= Set task =
Review the listing and copy each line that holds the word "time".

◇ ◇ ◇ ◇

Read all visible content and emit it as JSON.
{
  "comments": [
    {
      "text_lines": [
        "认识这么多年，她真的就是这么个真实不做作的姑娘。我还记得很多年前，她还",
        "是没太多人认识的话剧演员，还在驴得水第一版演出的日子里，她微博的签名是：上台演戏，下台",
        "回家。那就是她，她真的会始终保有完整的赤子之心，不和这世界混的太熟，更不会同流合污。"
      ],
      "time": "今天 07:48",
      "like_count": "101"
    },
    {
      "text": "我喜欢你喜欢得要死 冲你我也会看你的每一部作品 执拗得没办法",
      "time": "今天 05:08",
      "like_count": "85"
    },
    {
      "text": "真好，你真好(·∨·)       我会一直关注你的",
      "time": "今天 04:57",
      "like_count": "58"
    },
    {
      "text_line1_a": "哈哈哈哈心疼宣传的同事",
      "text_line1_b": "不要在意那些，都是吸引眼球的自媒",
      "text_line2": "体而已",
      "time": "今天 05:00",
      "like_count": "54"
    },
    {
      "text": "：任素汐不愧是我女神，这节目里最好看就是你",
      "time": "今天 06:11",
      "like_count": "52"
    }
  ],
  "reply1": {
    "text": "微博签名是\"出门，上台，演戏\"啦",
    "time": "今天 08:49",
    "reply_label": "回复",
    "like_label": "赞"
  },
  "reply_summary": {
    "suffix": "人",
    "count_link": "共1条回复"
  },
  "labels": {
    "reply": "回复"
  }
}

◇ ◇ ◇ ◇

= Result for this exercise =
      "time": "今天 07:48",
      "time": "今天 05:08",
      "time": "今天 04:57",
      "time": "今天 05:00",
      "time": "今天 06:11",
    "time": "今天 08:49",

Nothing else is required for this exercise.